Complete the following ->
A. Copy word for word the part of the passage on modifier -58 between "Less commonly, you" and "brain tumor (61510-61521).", inclusive.
B. Using the passage on modifier -58, answer yes or no to each statement and quote the words that decide it. (i) A procedure counted as more extensive must be more complex or take more time than the original procedure. (ii) Both services or procedures must be done by the same physician. (iii) A return to the operating room is needed before modifier -58 can be appended.

======== Passage to read

In a second example, the surgeon implants a pain pump (62350, Implantation, revision or repositioning of tunneled intrathecal or epidural catheter, for long-term medication administration via an external pump or implantable reservoir/infusion pump; without laminectomy), expecting to remove it within the 90-day global period. He or she brings the patient back to the operating room to remove the pump (62355, Removal of previously implanted intrathecal or epidural catheter) on day 60. Again, you should append modifier -58 to specify a staged procedure because the physician planned to remove the pump prospectively at the time of implantation.

'More Extensive' Means Several Things

The term "more extensive" is ambiguous and easily misinterpreted. As applied to modifier -58, a more extensive procedure need not be more complex or time-intensive than the original procedure (although it may be), says Cathy Brink, CMM, CPC, president of Healthcare Resource Management Inc., a practice management and reimbursement consulting firm in Spring Lake, N.J. Rather, the subsequent procedure need only go beyond, and be directly related to, the work performed during the initial procedure. Once again, the patient's condition (rather than complications from the initial surgery) must drive the decision to perform the additional procedure(s).

For example, a trauma patient arrives in the emergency department with a severe concussion. The surgeon evacuates a hematoma (61312, Craniectomy or craniotomy for evacuation of hematoma, supratentorial; extradural or subdural) to drain the trapped blood. Several days later, with symptoms persisting, the neurosurgeon performs exploration and evacuates an intracerebral hematoma (61313, ... intracerebral). You would append modifier -58 to indicate that this second surgery was related to, but more extensive than, the initial evacuation.

Less commonly, you may use modifier -58 to report therapy following a diagnostic surgical procedure. "Therapy," as used here, includes any measures (including surgery) taken to correct the problem(s) found during the diagnostic surgery. For example, following stereotactic biopsy, aspiration or excision (61751, ... including burr hole[s], for intracranial lesion) the neurosurgeon excises a brain tumor (61510-61521).

A Return to the OR Is Not Mandatory

A return to the operating room (OR) is not required to append modifier -58, Brink says. The postoperative procedure or service, for instance, may be provided in the physician office or other outpatient setting. (In all cases, however, the same physician must undertake both services/procedures.)

================
======== Data excerpts

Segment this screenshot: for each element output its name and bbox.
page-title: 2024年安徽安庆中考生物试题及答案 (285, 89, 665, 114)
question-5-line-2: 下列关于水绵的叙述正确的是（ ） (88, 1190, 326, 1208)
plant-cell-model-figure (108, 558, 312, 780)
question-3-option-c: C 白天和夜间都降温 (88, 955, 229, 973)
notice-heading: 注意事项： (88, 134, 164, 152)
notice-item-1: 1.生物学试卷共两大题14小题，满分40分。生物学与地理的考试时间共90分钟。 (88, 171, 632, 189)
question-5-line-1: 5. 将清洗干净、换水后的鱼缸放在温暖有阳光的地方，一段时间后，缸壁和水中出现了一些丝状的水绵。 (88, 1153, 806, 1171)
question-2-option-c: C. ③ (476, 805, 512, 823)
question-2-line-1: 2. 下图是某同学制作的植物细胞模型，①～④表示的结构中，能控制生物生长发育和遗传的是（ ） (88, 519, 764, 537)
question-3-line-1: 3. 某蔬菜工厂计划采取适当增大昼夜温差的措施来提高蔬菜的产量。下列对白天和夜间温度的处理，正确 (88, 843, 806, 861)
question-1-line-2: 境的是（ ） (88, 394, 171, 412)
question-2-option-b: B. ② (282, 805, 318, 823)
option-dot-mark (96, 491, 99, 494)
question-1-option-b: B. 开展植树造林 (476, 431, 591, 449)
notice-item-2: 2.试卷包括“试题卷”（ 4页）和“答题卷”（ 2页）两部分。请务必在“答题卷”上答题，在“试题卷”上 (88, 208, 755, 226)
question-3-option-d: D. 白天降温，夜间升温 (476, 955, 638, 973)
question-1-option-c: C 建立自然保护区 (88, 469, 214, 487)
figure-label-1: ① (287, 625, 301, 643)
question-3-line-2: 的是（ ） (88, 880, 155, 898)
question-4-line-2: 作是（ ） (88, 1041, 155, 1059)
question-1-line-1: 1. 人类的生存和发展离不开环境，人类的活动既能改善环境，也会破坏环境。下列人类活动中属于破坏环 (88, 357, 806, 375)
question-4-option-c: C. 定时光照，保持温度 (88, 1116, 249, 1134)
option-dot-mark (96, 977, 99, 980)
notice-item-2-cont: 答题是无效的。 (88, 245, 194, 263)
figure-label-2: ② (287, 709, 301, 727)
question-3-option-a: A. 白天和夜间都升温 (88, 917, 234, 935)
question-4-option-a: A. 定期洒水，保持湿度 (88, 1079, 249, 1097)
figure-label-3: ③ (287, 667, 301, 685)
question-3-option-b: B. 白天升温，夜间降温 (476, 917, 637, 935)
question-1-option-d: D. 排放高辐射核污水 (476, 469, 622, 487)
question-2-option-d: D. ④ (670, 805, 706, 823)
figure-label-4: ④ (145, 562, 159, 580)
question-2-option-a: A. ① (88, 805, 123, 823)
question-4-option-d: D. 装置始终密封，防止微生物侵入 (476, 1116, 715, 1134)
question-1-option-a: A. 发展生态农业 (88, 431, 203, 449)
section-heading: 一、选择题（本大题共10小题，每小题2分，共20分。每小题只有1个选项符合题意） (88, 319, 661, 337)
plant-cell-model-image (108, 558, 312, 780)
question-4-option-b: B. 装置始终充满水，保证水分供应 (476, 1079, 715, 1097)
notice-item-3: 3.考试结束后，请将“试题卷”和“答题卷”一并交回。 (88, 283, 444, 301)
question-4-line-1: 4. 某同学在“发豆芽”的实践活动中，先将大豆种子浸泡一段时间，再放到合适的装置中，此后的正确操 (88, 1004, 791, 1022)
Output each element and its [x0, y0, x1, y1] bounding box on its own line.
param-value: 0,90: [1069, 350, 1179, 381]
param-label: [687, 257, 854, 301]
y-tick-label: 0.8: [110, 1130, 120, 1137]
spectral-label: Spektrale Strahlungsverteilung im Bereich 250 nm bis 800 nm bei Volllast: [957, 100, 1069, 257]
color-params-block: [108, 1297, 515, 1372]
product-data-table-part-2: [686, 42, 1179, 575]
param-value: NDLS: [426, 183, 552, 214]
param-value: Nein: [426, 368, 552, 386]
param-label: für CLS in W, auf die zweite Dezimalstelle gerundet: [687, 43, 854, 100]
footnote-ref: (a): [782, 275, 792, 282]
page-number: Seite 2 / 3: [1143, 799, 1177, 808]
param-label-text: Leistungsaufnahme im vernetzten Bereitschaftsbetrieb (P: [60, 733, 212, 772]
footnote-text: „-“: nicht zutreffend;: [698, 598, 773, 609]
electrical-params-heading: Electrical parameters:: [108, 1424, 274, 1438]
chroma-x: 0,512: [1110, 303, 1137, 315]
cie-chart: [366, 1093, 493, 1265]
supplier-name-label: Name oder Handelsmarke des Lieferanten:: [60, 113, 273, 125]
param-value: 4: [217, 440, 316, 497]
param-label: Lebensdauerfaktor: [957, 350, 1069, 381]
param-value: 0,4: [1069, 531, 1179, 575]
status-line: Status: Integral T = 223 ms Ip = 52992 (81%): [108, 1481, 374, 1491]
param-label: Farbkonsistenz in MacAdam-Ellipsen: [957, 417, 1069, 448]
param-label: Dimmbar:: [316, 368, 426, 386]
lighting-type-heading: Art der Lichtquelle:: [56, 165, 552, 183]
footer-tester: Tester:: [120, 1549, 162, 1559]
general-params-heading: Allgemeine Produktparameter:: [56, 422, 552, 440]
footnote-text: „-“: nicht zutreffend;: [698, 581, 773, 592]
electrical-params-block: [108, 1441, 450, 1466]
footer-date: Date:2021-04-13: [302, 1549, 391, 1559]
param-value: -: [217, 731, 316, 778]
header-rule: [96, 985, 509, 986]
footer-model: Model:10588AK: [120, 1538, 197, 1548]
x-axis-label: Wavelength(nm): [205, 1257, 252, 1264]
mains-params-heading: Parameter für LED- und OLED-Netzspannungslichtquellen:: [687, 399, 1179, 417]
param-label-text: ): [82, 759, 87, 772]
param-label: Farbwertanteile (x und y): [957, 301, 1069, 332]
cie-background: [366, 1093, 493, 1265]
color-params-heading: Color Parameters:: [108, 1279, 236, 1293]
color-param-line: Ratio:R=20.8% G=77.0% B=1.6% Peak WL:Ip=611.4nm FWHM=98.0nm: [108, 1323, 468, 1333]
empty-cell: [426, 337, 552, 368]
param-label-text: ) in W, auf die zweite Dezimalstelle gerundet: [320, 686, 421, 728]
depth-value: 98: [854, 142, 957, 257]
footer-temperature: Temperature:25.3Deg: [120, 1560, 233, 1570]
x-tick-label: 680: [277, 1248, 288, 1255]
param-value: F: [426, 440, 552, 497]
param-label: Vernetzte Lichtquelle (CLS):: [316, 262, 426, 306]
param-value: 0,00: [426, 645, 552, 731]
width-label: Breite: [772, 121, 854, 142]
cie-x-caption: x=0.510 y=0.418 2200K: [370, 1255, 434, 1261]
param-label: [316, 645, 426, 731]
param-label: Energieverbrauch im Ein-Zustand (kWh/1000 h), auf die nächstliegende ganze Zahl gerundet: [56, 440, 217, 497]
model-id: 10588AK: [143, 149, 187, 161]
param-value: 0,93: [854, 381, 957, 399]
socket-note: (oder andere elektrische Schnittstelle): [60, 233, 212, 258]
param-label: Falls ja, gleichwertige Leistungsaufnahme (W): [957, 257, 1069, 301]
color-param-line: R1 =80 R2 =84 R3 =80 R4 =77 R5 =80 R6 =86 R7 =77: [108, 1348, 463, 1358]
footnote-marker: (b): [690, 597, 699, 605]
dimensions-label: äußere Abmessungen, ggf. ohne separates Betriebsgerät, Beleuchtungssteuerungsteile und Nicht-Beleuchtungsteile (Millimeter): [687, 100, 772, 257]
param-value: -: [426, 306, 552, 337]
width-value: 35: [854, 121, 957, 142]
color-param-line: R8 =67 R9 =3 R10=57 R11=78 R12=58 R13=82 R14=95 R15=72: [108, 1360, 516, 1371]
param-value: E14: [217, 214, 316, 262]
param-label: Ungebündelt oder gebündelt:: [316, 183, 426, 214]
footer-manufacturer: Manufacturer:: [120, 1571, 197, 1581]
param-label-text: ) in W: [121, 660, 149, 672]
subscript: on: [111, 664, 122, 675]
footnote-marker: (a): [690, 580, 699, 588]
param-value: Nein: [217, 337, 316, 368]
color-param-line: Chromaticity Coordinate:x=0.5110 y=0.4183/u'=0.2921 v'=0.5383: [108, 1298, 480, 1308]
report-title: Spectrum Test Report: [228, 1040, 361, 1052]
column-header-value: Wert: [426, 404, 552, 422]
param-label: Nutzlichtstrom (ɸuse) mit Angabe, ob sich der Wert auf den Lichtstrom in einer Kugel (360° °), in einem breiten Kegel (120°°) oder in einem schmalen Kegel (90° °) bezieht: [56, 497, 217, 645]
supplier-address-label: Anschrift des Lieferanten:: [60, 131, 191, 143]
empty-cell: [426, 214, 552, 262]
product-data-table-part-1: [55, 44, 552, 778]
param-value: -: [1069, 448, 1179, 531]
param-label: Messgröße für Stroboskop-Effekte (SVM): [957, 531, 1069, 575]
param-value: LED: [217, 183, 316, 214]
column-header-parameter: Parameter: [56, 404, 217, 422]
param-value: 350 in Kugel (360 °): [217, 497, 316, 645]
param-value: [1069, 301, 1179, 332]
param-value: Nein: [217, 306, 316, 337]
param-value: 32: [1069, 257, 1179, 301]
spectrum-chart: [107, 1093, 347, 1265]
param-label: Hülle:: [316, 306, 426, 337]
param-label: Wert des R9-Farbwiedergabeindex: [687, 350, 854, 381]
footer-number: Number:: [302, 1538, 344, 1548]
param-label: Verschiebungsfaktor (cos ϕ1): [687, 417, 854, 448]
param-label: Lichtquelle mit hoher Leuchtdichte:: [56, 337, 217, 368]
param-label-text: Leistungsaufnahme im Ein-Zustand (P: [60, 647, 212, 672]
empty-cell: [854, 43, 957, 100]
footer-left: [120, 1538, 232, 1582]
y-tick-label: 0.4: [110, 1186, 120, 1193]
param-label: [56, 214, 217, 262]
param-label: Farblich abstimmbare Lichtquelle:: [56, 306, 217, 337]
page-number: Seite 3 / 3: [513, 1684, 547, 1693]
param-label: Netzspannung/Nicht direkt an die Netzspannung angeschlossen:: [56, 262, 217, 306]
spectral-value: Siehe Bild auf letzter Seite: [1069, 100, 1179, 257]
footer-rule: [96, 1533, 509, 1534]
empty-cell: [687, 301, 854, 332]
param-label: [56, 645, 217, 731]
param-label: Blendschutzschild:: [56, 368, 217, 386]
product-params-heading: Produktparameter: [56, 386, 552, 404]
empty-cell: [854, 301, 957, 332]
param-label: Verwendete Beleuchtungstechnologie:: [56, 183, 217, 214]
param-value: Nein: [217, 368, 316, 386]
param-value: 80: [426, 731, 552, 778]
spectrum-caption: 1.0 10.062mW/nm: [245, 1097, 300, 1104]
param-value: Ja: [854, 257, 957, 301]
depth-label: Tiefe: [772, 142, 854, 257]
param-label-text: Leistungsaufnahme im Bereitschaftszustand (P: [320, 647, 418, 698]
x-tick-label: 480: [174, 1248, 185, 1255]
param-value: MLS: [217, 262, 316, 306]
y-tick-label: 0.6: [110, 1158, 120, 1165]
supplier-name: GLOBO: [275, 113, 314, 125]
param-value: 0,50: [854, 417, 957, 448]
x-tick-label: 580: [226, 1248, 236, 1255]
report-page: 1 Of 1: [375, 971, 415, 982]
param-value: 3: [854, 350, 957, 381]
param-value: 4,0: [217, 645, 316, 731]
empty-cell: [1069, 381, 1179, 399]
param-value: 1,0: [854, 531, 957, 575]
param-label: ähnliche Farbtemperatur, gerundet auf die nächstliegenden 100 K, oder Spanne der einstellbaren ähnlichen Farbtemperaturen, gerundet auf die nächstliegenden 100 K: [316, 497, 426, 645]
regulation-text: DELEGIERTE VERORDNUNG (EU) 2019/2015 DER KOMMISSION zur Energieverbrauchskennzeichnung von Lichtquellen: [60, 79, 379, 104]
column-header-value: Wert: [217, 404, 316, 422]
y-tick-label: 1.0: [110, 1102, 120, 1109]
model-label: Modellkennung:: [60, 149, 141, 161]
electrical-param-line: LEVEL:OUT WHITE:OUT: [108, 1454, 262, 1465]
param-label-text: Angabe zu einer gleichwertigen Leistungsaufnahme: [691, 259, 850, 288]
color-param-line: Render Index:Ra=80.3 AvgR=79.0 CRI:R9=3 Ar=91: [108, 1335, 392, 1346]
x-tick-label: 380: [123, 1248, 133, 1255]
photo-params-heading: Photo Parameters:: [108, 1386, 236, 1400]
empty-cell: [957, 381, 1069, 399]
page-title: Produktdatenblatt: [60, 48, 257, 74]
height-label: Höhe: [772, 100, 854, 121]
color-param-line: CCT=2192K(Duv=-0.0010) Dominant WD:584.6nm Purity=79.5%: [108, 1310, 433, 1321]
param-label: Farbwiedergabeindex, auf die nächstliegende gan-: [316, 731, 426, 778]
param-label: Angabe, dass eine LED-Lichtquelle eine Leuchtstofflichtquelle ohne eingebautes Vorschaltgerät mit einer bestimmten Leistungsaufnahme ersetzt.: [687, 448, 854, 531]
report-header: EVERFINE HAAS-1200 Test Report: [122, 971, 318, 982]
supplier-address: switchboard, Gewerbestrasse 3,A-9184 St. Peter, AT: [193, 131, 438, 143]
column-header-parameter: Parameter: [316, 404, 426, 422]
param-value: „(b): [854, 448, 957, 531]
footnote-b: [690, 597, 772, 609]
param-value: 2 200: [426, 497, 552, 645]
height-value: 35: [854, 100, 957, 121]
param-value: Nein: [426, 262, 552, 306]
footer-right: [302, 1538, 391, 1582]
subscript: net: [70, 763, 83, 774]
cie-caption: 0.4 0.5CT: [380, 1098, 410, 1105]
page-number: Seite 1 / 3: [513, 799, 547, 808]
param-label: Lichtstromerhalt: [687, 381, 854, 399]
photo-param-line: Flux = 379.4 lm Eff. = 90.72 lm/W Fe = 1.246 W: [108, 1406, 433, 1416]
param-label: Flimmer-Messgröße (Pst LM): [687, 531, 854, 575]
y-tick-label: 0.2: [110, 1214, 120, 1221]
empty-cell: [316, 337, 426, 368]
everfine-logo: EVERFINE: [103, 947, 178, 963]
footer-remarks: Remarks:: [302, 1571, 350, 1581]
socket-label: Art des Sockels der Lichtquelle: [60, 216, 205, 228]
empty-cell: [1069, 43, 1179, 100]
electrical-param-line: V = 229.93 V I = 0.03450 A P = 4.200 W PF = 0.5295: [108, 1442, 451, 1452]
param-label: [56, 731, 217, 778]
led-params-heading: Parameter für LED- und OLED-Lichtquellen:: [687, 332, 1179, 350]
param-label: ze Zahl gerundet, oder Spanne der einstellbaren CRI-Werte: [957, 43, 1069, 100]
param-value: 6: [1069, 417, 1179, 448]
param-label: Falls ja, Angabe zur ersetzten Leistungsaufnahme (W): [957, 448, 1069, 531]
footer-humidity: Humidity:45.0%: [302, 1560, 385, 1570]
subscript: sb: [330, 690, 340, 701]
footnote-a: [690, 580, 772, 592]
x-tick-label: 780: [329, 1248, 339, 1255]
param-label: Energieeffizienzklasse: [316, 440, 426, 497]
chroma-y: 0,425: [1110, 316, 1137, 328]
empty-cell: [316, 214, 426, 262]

================

Answers to the problems ->
A.
Less commonly, you may use modifier -58 to report therapy following a diagnostic surgical procedure. "Therapy," as used here, includes any measures (including surgery) taken to correct the problem(s) found during the diagnostic surgery. For example, following stereotactic biopsy, aspiration or excision (61751, ... including burr hole[s], for intracranial lesion) the neurosurgeon excises a brain tumor (61510-61521).

B.
(i) No: "a more extensive procedure need not be more complex or time-intensive than the original procedure"
(ii) Yes: "the same physician must undertake both services/procedures."
(iii) No: "A return to the operating room (OR) is not required to append modifier -58"